- WHAT THE EXERCISE ASKS:
Please output every line of the material as it stands, without the pictures.

- EXERCISE MATERIAL:
%%

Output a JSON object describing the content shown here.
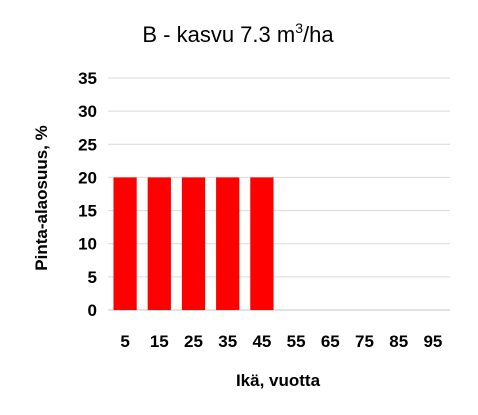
{
  "chart_data": {
    "type": "bar",
    "title": {
      "main": "B - kasvu 7.3 m",
      "superscript": "3",
      "suffix": "/ha"
    },
    "xlabel": "Ikä, vuotta",
    "ylabel": "Pinta-alaosuus, %",
    "categories": [
      "5",
      "15",
      "25",
      "35",
      "45",
      "55",
      "65",
      "75",
      "85",
      "95"
    ],
    "values": [
      20,
      20,
      20,
      20,
      20,
      0,
      0,
      0,
      0,
      0
    ],
    "ylim": [
      0,
      35
    ],
    "yticks": [
      "0",
      "5",
      "10",
      "15",
      "20",
      "25",
      "30",
      "35"
    ],
    "grid": true,
    "legend": "none",
    "bar_color": "#ff0000"
  }
}
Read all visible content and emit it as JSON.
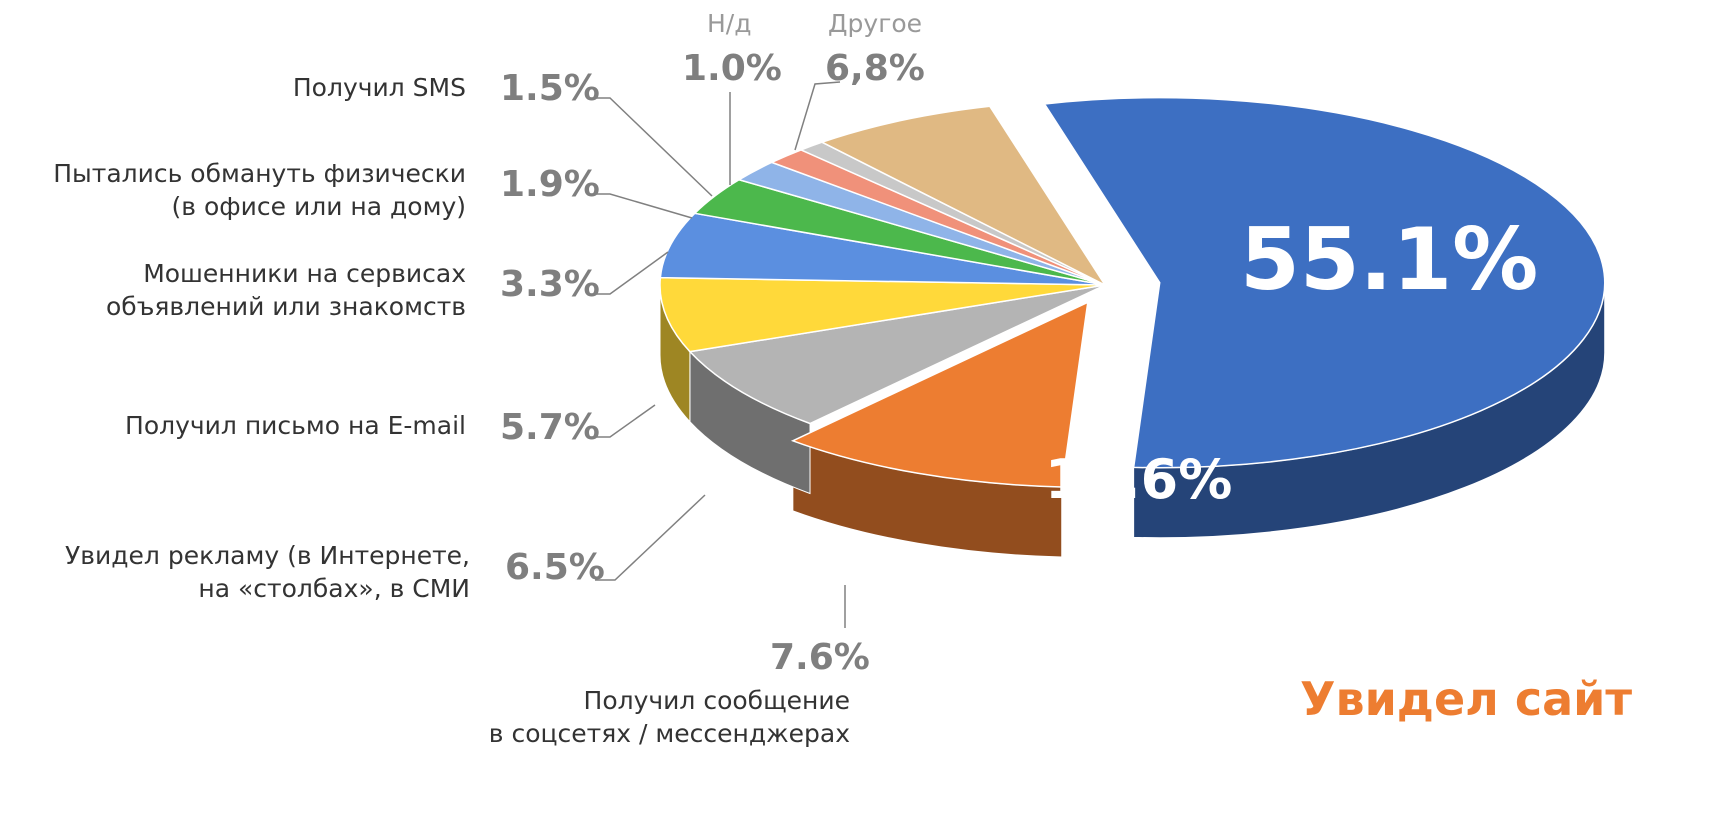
{
  "chart_data": {
    "type": "pie",
    "categories": [
      null,
      "Увидел сайт",
      "Получил сообщение\nв соцсетях / мессенджерах",
      "Увидел рекламу (в Интернете,\nна «столбах», в СМИ",
      "Получил письмо на E-mail",
      "Мошенники на сервисах\nобъявлений или знакомств",
      "Пытались обмануть физически\n(в офисе или на дому)",
      "Получил SMS",
      "Н/д",
      "Другое"
    ],
    "values": [
      55.1,
      10.6,
      7.6,
      6.5,
      5.7,
      3.3,
      1.9,
      1.5,
      1.0,
      6.8
    ],
    "value_labels": [
      "55.1%",
      "10.6%",
      "7.6%",
      "6.5%",
      "5.7%",
      "3.3%",
      "1.9%",
      "1.5%",
      "1.0%",
      "6,8%"
    ],
    "colors": [
      "#3d6fc2",
      "#ed7d31",
      "#b4b4b4",
      "#ffd93a",
      "#5b8fe0",
      "#4cb84c",
      "#8fb4e8",
      "#f0917a",
      "#c8c8c8",
      "#e0b983"
    ]
  }
}
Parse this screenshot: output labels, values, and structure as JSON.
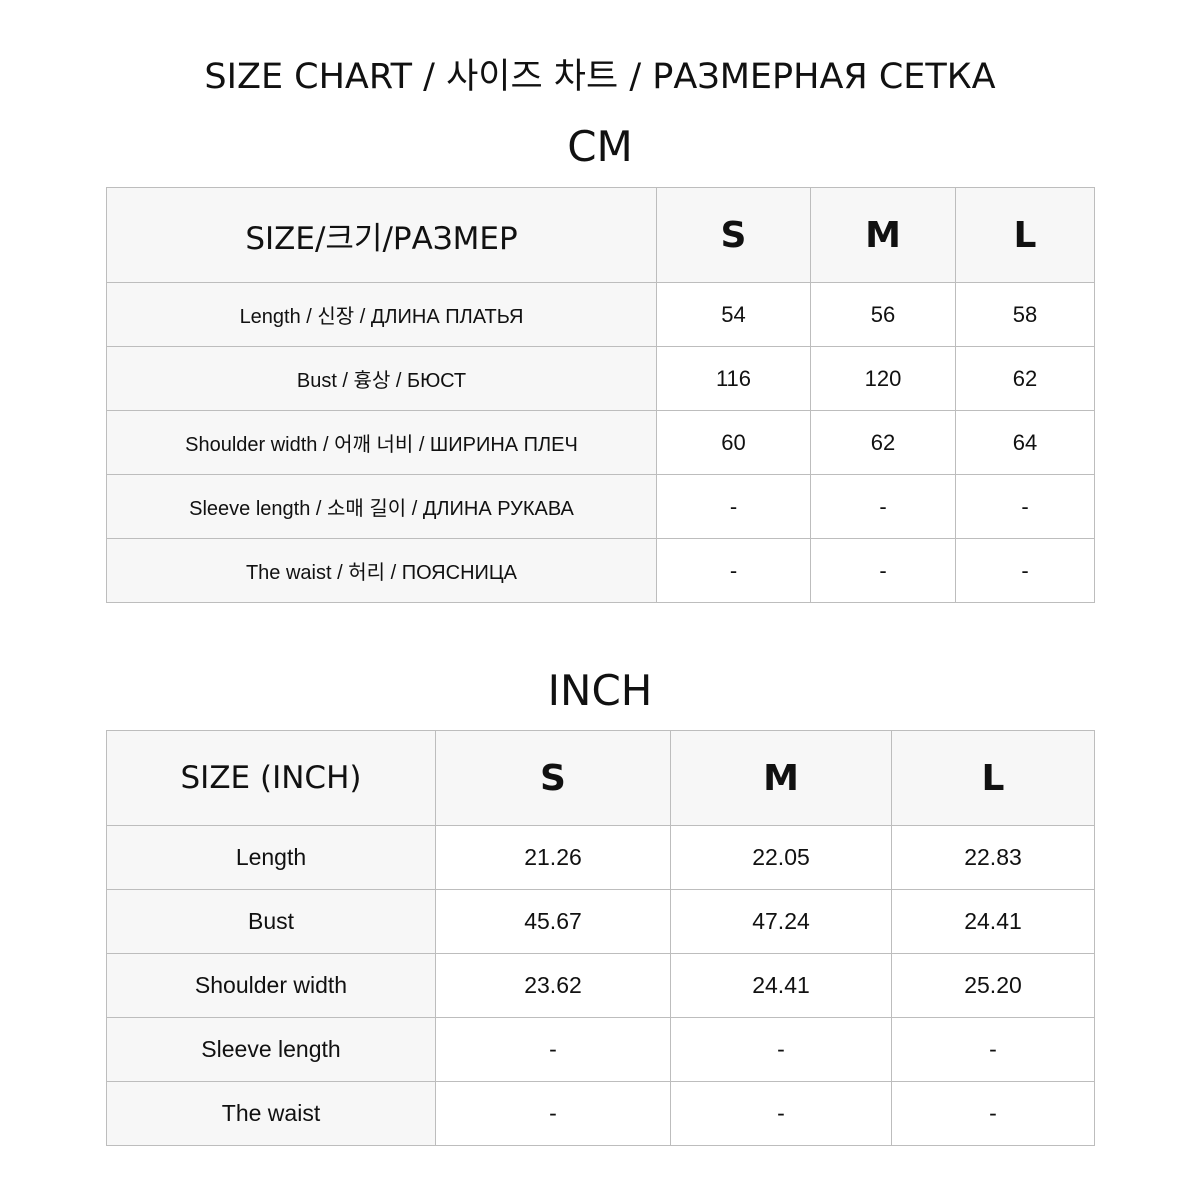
{
  "title": "SIZE CHART / 사이즈 차트 / РАЗМЕРНАЯ СЕТКА",
  "cm": {
    "unit_label": "CM",
    "header": [
      "SIZE/크기/РАЗМЕР",
      "S",
      "M",
      "L"
    ],
    "rows": [
      {
        "label": "Length  / 신장  /  ДЛИНА ПЛАТЬЯ",
        "values": [
          "54",
          "56",
          "58"
        ]
      },
      {
        "label": "Bust  / 흉상  /  БЮСТ",
        "values": [
          "116",
          "120",
          "62"
        ]
      },
      {
        "label": "Shoulder width  /  어깨  너비  /  ШИРИНА ПЛЕЧ",
        "values": [
          "60",
          "62",
          "64"
        ]
      },
      {
        "label": "Sleeve length / 소매  길이  /  ДЛИНА РУКАВА",
        "values": [
          "-",
          "-",
          "-"
        ]
      },
      {
        "label": "The waist  / 허리  /  ПОЯСНИЦА",
        "values": [
          "-",
          "-",
          "-"
        ]
      }
    ]
  },
  "inch": {
    "unit_label": "INCH",
    "header": [
      "SIZE (INCH)",
      "S",
      "M",
      "L"
    ],
    "rows": [
      {
        "label": "Length",
        "values": [
          "21.26",
          "22.05",
          "22.83"
        ]
      },
      {
        "label": "Bust",
        "values": [
          "45.67",
          "47.24",
          "24.41"
        ]
      },
      {
        "label": "Shoulder width",
        "values": [
          "23.62",
          "24.41",
          "25.20"
        ]
      },
      {
        "label": "Sleeve length",
        "values": [
          "-",
          "-",
          "-"
        ]
      },
      {
        "label": "The waist",
        "values": [
          "-",
          "-",
          "-"
        ]
      }
    ]
  }
}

%%

- ANSWER BELOW:
Output a JSON object describing the content shown here.
{
  "chart_data": {
    "type": "bar",
    "title": {
      "main": "B - kasvu 7.3 m",
      "superscript": "3",
      "suffix": "/ha"
    },
    "xlabel": "Ikä, vuotta",
    "ylabel": "Pinta-alaosuus, %",
    "categories": [
      "5",
      "15",
      "25",
      "35",
      "45",
      "55",
      "65",
      "75",
      "85",
      "95"
    ],
    "values": [
      20,
      20,
      20,
      20,
      20,
      0,
      0,
      0,
      0,
      0
    ],
    "ylim": [
      0,
      35
    ],
    "yticks": [
      "0",
      "5",
      "10",
      "15",
      "20",
      "25",
      "30",
      "35"
    ],
    "grid": true,
    "legend": "none",
    "bar_color": "#ff0000"
  }
}
Read all visible content and emit it as JSON.
{
  "chart_data": {
    "type": "pie",
    "categories": [
      null,
      "Увидел сайт",
      "Получил сообщение\nв соцсетях / мессенджерах",
      "Увидел рекламу (в Интернете,\nна «столбах», в СМИ",
      "Получил письмо на E-mail",
      "Мошенники на сервисах\nобъявлений или знакомств",
      "Пытались обмануть физически\n(в офисе или на дому)",
      "Получил SMS",
      "Н/д",
      "Другое"
    ],
    "values": [
      55.1,
      10.6,
      7.6,
      6.5,
      5.7,
      3.3,
      1.9,
      1.5,
      1.0,
      6.8
    ],
    "value_labels": [
      "55.1%",
      "10.6%",
      "7.6%",
      "6.5%",
      "5.7%",
      "3.3%",
      "1.9%",
      "1.5%",
      "1.0%",
      "6,8%"
    ],
    "colors": [
      "#3d6fc2",
      "#ed7d31",
      "#b4b4b4",
      "#ffd93a",
      "#5b8fe0",
      "#4cb84c",
      "#8fb4e8",
      "#f0917a",
      "#c8c8c8",
      "#e0b983"
    ]
  }
}
Parse this screenshot: output labels, values, and structure as JSON.
{
  "title": "SIZE CHART / 사이즈 차트 / РАЗМЕРНАЯ СЕТКА",
  "cm": {
    "unit_label": "CM",
    "header": [
      "SIZE/크기/РАЗМЕР",
      "S",
      "M",
      "L"
    ],
    "rows": [
      {
        "label": "Length  / 신장  /  ДЛИНА ПЛАТЬЯ",
        "values": [
          "54",
          "56",
          "58"
        ]
      },
      {
        "label": "Bust  / 흉상  /  БЮСТ",
        "values": [
          "116",
          "120",
          "62"
        ]
      },
      {
        "label": "Shoulder width  /  어깨  너비  /  ШИРИНА ПЛЕЧ",
        "values": [
          "60",
          "62",
          "64"
        ]
      },
      {
        "label": "Sleeve length / 소매  길이  /  ДЛИНА РУКАВА",
        "values": [
          "-",
          "-",
          "-"
        ]
      },
      {
        "label": "The waist  / 허리  /  ПОЯСНИЦА",
        "values": [
          "-",
          "-",
          "-"
        ]
      }
    ]
  },
  "inch": {
    "unit_label": "INCH",
    "header": [
      "SIZE (INCH)",
      "S",
      "M",
      "L"
    ],
    "rows": [
      {
        "label": "Length",
        "values": [
          "21.26",
          "22.05",
          "22.83"
        ]
      },
      {
        "label": "Bust",
        "values": [
          "45.67",
          "47.24",
          "24.41"
        ]
      },
      {
        "label": "Shoulder width",
        "values": [
          "23.62",
          "24.41",
          "25.20"
        ]
      },
      {
        "label": "Sleeve length",
        "values": [
          "-",
          "-",
          "-"
        ]
      },
      {
        "label": "The waist",
        "values": [
          "-",
          "-",
          "-"
        ]
      }
    ]
  }
}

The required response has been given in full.